Output each entry that follows exactly. Images stay out.

* Data extract *

▬▬▬▬▬▬▬▬▬▬

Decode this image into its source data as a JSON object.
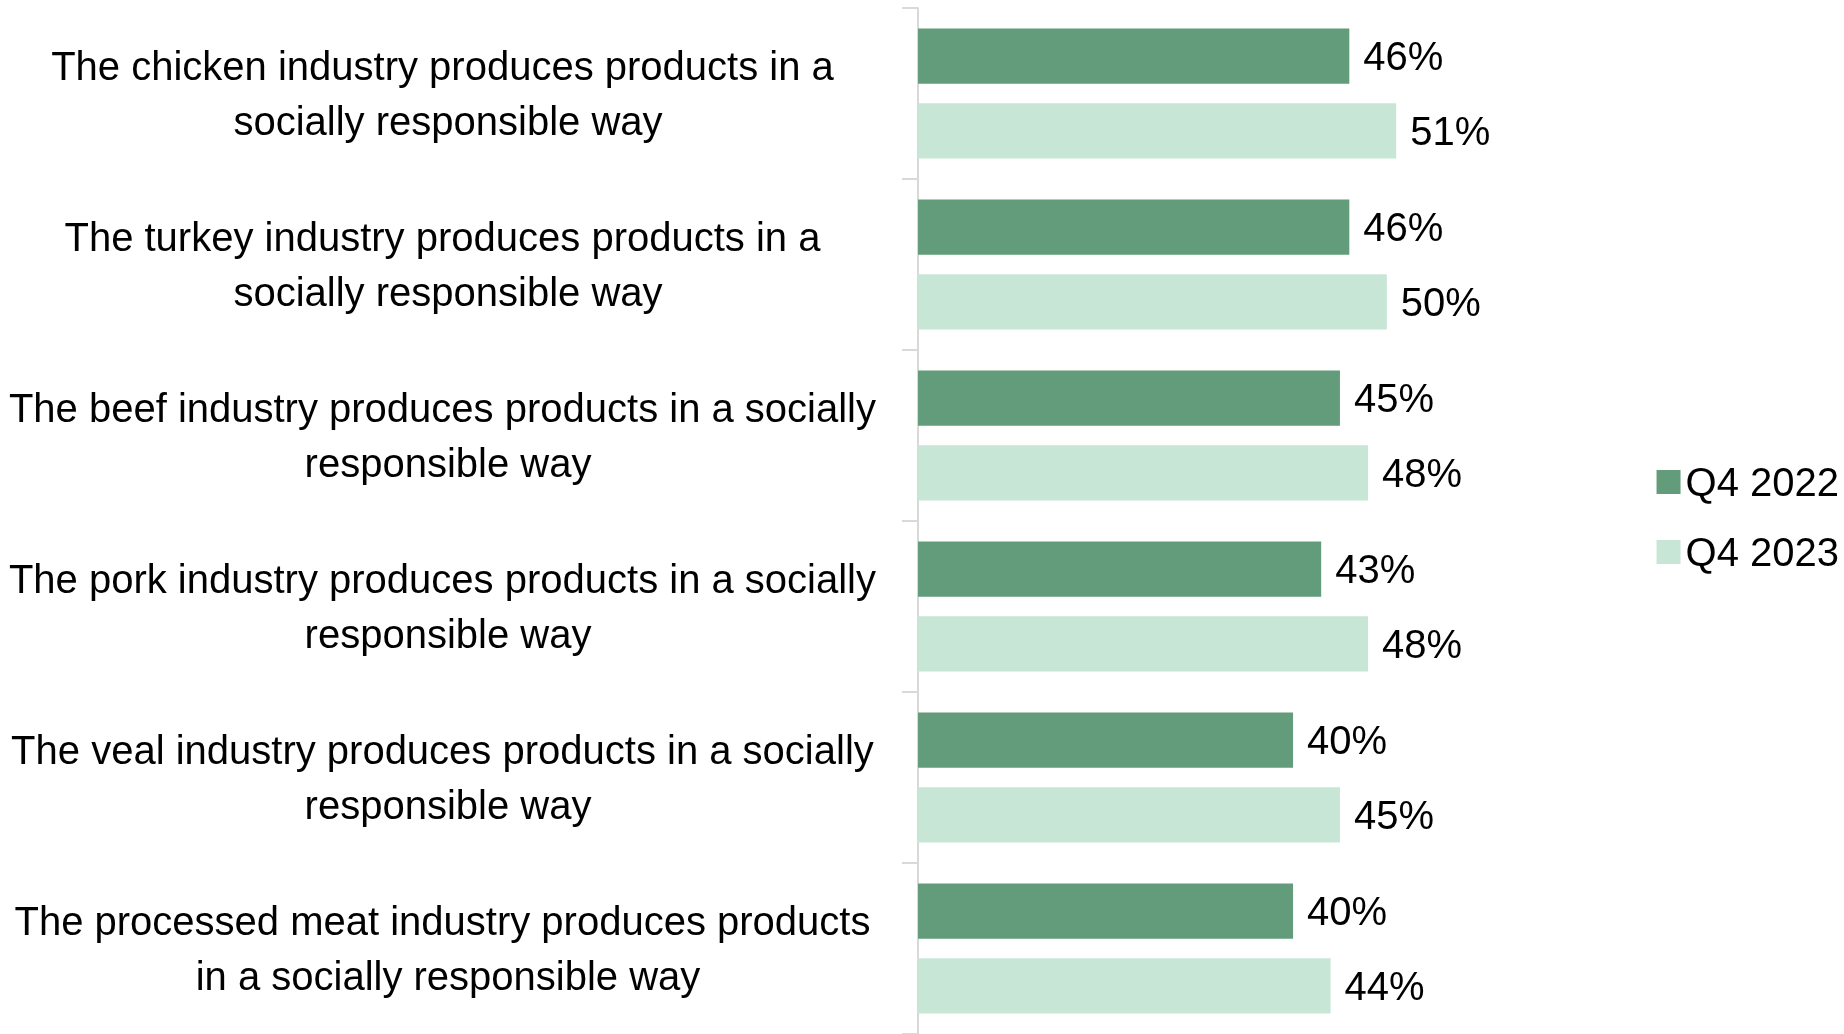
{
  "chart_data": {
    "type": "bar",
    "orientation": "horizontal",
    "legend": "right",
    "categories": [
      "The chicken industry produces products in a socially responsible way",
      "The turkey industry produces products in a socially responsible way",
      "The beef industry produces products in a socially responsible way",
      "The pork industry produces products in a socially responsible way",
      "The veal industry produces products in a socially responsible way",
      "The processed meat industry produces products in a socially responsible way"
    ],
    "series": [
      {
        "name": "Q4 2022",
        "color": "#629c7a",
        "values": [
          46,
          46,
          45,
          43,
          40,
          40
        ],
        "value_labels": [
          "46%",
          "46%",
          "45%",
          "43%",
          "40%",
          "40%"
        ]
      },
      {
        "name": "Q4 2023",
        "color": "#c8e6d6",
        "values": [
          51,
          50,
          48,
          48,
          45,
          44
        ],
        "value_labels": [
          "51%",
          "50%",
          "48%",
          "48%",
          "45%",
          "44%"
        ]
      }
    ]
  }
}
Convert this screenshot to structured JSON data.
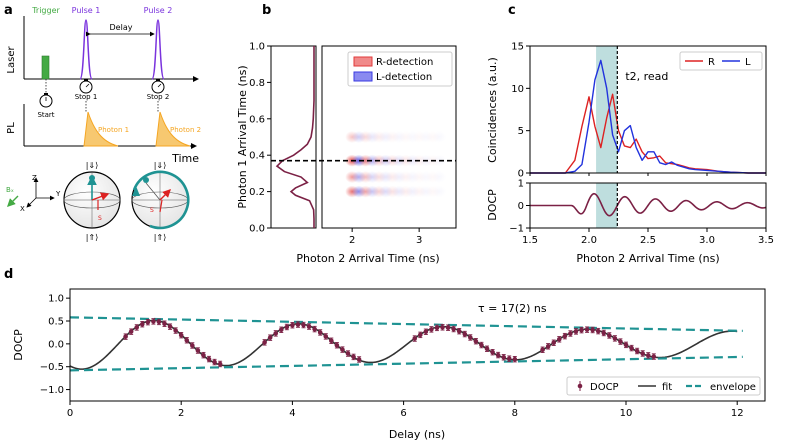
{
  "panels": {
    "a": "a",
    "b": "b",
    "c": "c",
    "d": "d"
  },
  "colors": {
    "trigger": "#44aa44",
    "pulse": "#7a33dd",
    "photon": "#f5a623",
    "teal": "#1f9393",
    "wine": "#7b2145",
    "red": "#dd2222",
    "blue": "#2233dd",
    "window": "#b3d8d8",
    "fit": "#333333"
  },
  "panel_a": {
    "laser_label": "Laser",
    "pl_label": "PL",
    "time_label": "Time",
    "trigger_label": "Trigger",
    "pulse1_label": "Pulse 1",
    "pulse2_label": "Pulse 2",
    "delay_label": "Delay",
    "start_label": "Start",
    "stop1_label": "Stop 1",
    "stop2_label": "Stop 2",
    "photon1_label": "Photon 1",
    "photon2_label": "Photon 2",
    "axis_z": "Z",
    "axis_y": "Y",
    "axis_x": "X",
    "field_label": "Bₓ",
    "top_ket": "|⇓⟩",
    "bottom_ket": "|⇑⟩",
    "spin_label": "S"
  },
  "chart_data": [
    {
      "id": "b-marginal",
      "type": "line",
      "ylabel": "Photon 1 Arrival Time (ns)",
      "ylim": [
        0,
        1.0
      ],
      "yticks": [
        0.0,
        0.2,
        0.4,
        0.6,
        0.8,
        1.0
      ],
      "y": [
        0.0,
        0.05,
        0.1,
        0.15,
        0.18,
        0.2,
        0.22,
        0.25,
        0.28,
        0.31,
        0.34,
        0.37,
        0.4,
        0.43,
        0.46,
        0.5,
        0.55,
        0.6,
        0.65,
        0.7,
        0.8,
        0.9,
        1.0
      ],
      "x": [
        0.0,
        0.0,
        0.01,
        0.12,
        0.5,
        0.62,
        0.5,
        0.18,
        0.35,
        0.8,
        1.0,
        0.85,
        0.55,
        0.35,
        0.18,
        0.08,
        0.04,
        0.02,
        0.01,
        0.0,
        0.0,
        0.0,
        0.0
      ]
    },
    {
      "id": "b-heatmap",
      "type": "heatmap",
      "xlabel": "Photon 2 Arrival Time (ns)",
      "xlim": [
        1.55,
        3.55
      ],
      "ylim": [
        0,
        1.0
      ],
      "xticks": [
        2,
        3
      ],
      "legend": [
        "R-detection",
        "L-detection"
      ],
      "legend_position": "top-right",
      "rows": [
        0.2,
        0.28,
        0.37,
        0.5
      ],
      "row_weights": [
        0.7,
        0.5,
        1.0,
        0.3
      ],
      "read_time": 0.37
    },
    {
      "id": "c-coincidences",
      "type": "line",
      "ylabel": "Coincidences (a.u.)",
      "xlim": [
        1.5,
        3.5
      ],
      "ylim": [
        0,
        15
      ],
      "yticks": [
        0,
        5,
        10,
        15
      ],
      "x": [
        1.5,
        1.8,
        1.88,
        1.94,
        2.0,
        2.05,
        2.1,
        2.15,
        2.2,
        2.25,
        2.3,
        2.35,
        2.4,
        2.45,
        2.5,
        2.55,
        2.6,
        2.65,
        2.7,
        2.75,
        2.8,
        2.85,
        2.9,
        3.0,
        3.1,
        3.2,
        3.35,
        3.5
      ],
      "series": [
        {
          "name": "R",
          "values": [
            0,
            0,
            1.5,
            5.5,
            9.0,
            5.5,
            3.0,
            6.5,
            9.3,
            5.0,
            3.2,
            3.0,
            4.0,
            2.5,
            1.7,
            1.8,
            2.0,
            1.2,
            1.1,
            1.0,
            0.8,
            0.6,
            0.5,
            0.4,
            0.2,
            0.1,
            0,
            0
          ]
        },
        {
          "name": "L",
          "values": [
            0,
            0,
            0.2,
            1.0,
            6.0,
            11.0,
            13.3,
            10.0,
            4.5,
            2.5,
            5.0,
            5.6,
            3.0,
            1.5,
            2.5,
            2.5,
            1.2,
            1.0,
            1.3,
            0.9,
            0.7,
            0.5,
            0.4,
            0.3,
            0.2,
            0.1,
            0,
            0
          ]
        }
      ],
      "legend_position": "top-right",
      "read_label": "t2, read",
      "read_time": 2.24,
      "window": [
        2.06,
        2.24
      ]
    },
    {
      "id": "c-docp",
      "type": "line",
      "xlabel": "Photon 2 Arrival Time (ns)",
      "ylabel": "DOCP",
      "xlim": [
        1.5,
        3.5
      ],
      "ylim": [
        -1,
        1
      ],
      "xticks": [
        1.5,
        2.0,
        2.5,
        3.0,
        3.5
      ],
      "yticks": [
        -1,
        0,
        1
      ],
      "onset": 1.85,
      "period": 0.26,
      "decay": 0.9,
      "amplitude": 0.65
    },
    {
      "id": "d-docp-delay",
      "type": "scatter",
      "xlabel": "Delay (ns)",
      "ylabel": "DOCP",
      "xlim": [
        0,
        12.5
      ],
      "ylim": [
        -1.25,
        1.2
      ],
      "xticks": [
        0,
        2,
        4,
        6,
        8,
        10,
        12
      ],
      "yticks": [
        -1.0,
        -0.5,
        0.0,
        0.5,
        1.0
      ],
      "annotation": "τ = 17(2) ns",
      "legend": [
        "DOCP",
        "fit",
        "envelope"
      ],
      "legend_position": "bottom-right",
      "fit": {
        "period": 2.6,
        "phase": -2.1,
        "amp0": 0.56,
        "tau": 17.0,
        "xmax": 12
      },
      "envelope": {
        "amp0": 0.58,
        "tau": 17.0,
        "xmax": 12.1
      },
      "data_ranges": [
        [
          1.0,
          2.7
        ],
        [
          3.5,
          5.2
        ],
        [
          6.2,
          8.0
        ],
        [
          8.5,
          10.5
        ]
      ],
      "data_step": 0.1
    }
  ]
}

▬▬▬▬▬▬▬▬▬▬

* Exercise output *
Decode this image into its source data as a JSON object.
{
  "chart_data": {
    "type": "bar",
    "orientation": "horizontal",
    "legend": "right",
    "categories": [
      "The chicken industry produces products in a socially responsible way",
      "The turkey industry produces products in a socially responsible way",
      "The beef industry produces products in a socially responsible way",
      "The pork industry produces products in a socially responsible way",
      "The veal industry produces products in a socially responsible way",
      "The processed meat industry produces products in a socially responsible way"
    ],
    "series": [
      {
        "name": "Q4 2022",
        "color": "#629c7a",
        "values": [
          46,
          46,
          45,
          43,
          40,
          40
        ],
        "value_labels": [
          "46%",
          "46%",
          "45%",
          "43%",
          "40%",
          "40%"
        ]
      },
      {
        "name": "Q4 2023",
        "color": "#c8e6d6",
        "values": [
          51,
          50,
          48,
          48,
          45,
          44
        ],
        "value_labels": [
          "51%",
          "50%",
          "48%",
          "48%",
          "45%",
          "44%"
        ]
      }
    ]
  }
}
Convert this screenshot to structured JSON data.
{
  "panels": {
    "a": "a",
    "b": "b",
    "c": "c",
    "d": "d"
  },
  "colors": {
    "trigger": "#44aa44",
    "pulse": "#7a33dd",
    "photon": "#f5a623",
    "teal": "#1f9393",
    "wine": "#7b2145",
    "red": "#dd2222",
    "blue": "#2233dd",
    "window": "#b3d8d8",
    "fit": "#333333"
  },
  "panel_a": {
    "laser_label": "Laser",
    "pl_label": "PL",
    "time_label": "Time",
    "trigger_label": "Trigger",
    "pulse1_label": "Pulse 1",
    "pulse2_label": "Pulse 2",
    "delay_label": "Delay",
    "start_label": "Start",
    "stop1_label": "Stop 1",
    "stop2_label": "Stop 2",
    "photon1_label": "Photon 1",
    "photon2_label": "Photon 2",
    "axis_z": "Z",
    "axis_y": "Y",
    "axis_x": "X",
    "field_label": "Bₓ",
    "top_ket": "|⇓⟩",
    "bottom_ket": "|⇑⟩",
    "spin_label": "S"
  },
  "chart_data": [
    {
      "id": "b-marginal",
      "type": "line",
      "ylabel": "Photon 1 Arrival Time (ns)",
      "ylim": [
        0,
        1.0
      ],
      "yticks": [
        0.0,
        0.2,
        0.4,
        0.6,
        0.8,
        1.0
      ],
      "y": [
        0.0,
        0.05,
        0.1,
        0.15,
        0.18,
        0.2,
        0.22,
        0.25,
        0.28,
        0.31,
        0.34,
        0.37,
        0.4,
        0.43,
        0.46,
        0.5,
        0.55,
        0.6,
        0.65,
        0.7,
        0.8,
        0.9,
        1.0
      ],
      "x": [
        0.0,
        0.0,
        0.01,
        0.12,
        0.5,
        0.62,
        0.5,
        0.18,
        0.35,
        0.8,
        1.0,
        0.85,
        0.55,
        0.35,
        0.18,
        0.08,
        0.04,
        0.02,
        0.01,
        0.0,
        0.0,
        0.0,
        0.0
      ]
    },
    {
      "id": "b-heatmap",
      "type": "heatmap",
      "xlabel": "Photon 2 Arrival Time (ns)",
      "xlim": [
        1.55,
        3.55
      ],
      "ylim": [
        0,
        1.0
      ],
      "xticks": [
        2,
        3
      ],
      "legend": [
        "R-detection",
        "L-detection"
      ],
      "legend_position": "top-right",
      "rows": [
        0.2,
        0.28,
        0.37,
        0.5
      ],
      "row_weights": [
        0.7,
        0.5,
        1.0,
        0.3
      ],
      "read_time": 0.37
    },
    {
      "id": "c-coincidences",
      "type": "line",
      "ylabel": "Coincidences (a.u.)",
      "xlim": [
        1.5,
        3.5
      ],
      "ylim": [
        0,
        15
      ],
      "yticks": [
        0,
        5,
        10,
        15
      ],
      "x": [
        1.5,
        1.8,
        1.88,
        1.94,
        2.0,
        2.05,
        2.1,
        2.15,
        2.2,
        2.25,
        2.3,
        2.35,
        2.4,
        2.45,
        2.5,
        2.55,
        2.6,
        2.65,
        2.7,
        2.75,
        2.8,
        2.85,
        2.9,
        3.0,
        3.1,
        3.2,
        3.35,
        3.5
      ],
      "series": [
        {
          "name": "R",
          "values": [
            0,
            0,
            1.5,
            5.5,
            9.0,
            5.5,
            3.0,
            6.5,
            9.3,
            5.0,
            3.2,
            3.0,
            4.0,
            2.5,
            1.7,
            1.8,
            2.0,
            1.2,
            1.1,
            1.0,
            0.8,
            0.6,
            0.5,
            0.4,
            0.2,
            0.1,
            0,
            0
          ]
        },
        {
          "name": "L",
          "values": [
            0,
            0,
            0.2,
            1.0,
            6.0,
            11.0,
            13.3,
            10.0,
            4.5,
            2.5,
            5.0,
            5.6,
            3.0,
            1.5,
            2.5,
            2.5,
            1.2,
            1.0,
            1.3,
            0.9,
            0.7,
            0.5,
            0.4,
            0.3,
            0.2,
            0.1,
            0,
            0
          ]
        }
      ],
      "legend_position": "top-right",
      "read_label": "t2, read",
      "read_time": 2.24,
      "window": [
        2.06,
        2.24
      ]
    },
    {
      "id": "c-docp",
      "type": "line",
      "xlabel": "Photon 2 Arrival Time (ns)",
      "ylabel": "DOCP",
      "xlim": [
        1.5,
        3.5
      ],
      "ylim": [
        -1,
        1
      ],
      "xticks": [
        1.5,
        2.0,
        2.5,
        3.0,
        3.5
      ],
      "yticks": [
        -1,
        0,
        1
      ],
      "onset": 1.85,
      "period": 0.26,
      "decay": 0.9,
      "amplitude": 0.65
    },
    {
      "id": "d-docp-delay",
      "type": "scatter",
      "xlabel": "Delay (ns)",
      "ylabel": "DOCP",
      "xlim": [
        0,
        12.5
      ],
      "ylim": [
        -1.25,
        1.2
      ],
      "xticks": [
        0,
        2,
        4,
        6,
        8,
        10,
        12
      ],
      "yticks": [
        -1.0,
        -0.5,
        0.0,
        0.5,
        1.0
      ],
      "annotation": "τ = 17(2) ns",
      "legend": [
        "DOCP",
        "fit",
        "envelope"
      ],
      "legend_position": "bottom-right",
      "fit": {
        "period": 2.6,
        "phase": -2.1,
        "amp0": 0.56,
        "tau": 17.0,
        "xmax": 12
      },
      "envelope": {
        "amp0": 0.58,
        "tau": 17.0,
        "xmax": 12.1
      },
      "data_ranges": [
        [
          1.0,
          2.7
        ],
        [
          3.5,
          5.2
        ],
        [
          6.2,
          8.0
        ],
        [
          8.5,
          10.5
        ]
      ],
      "data_step": 0.1
    }
  ]
}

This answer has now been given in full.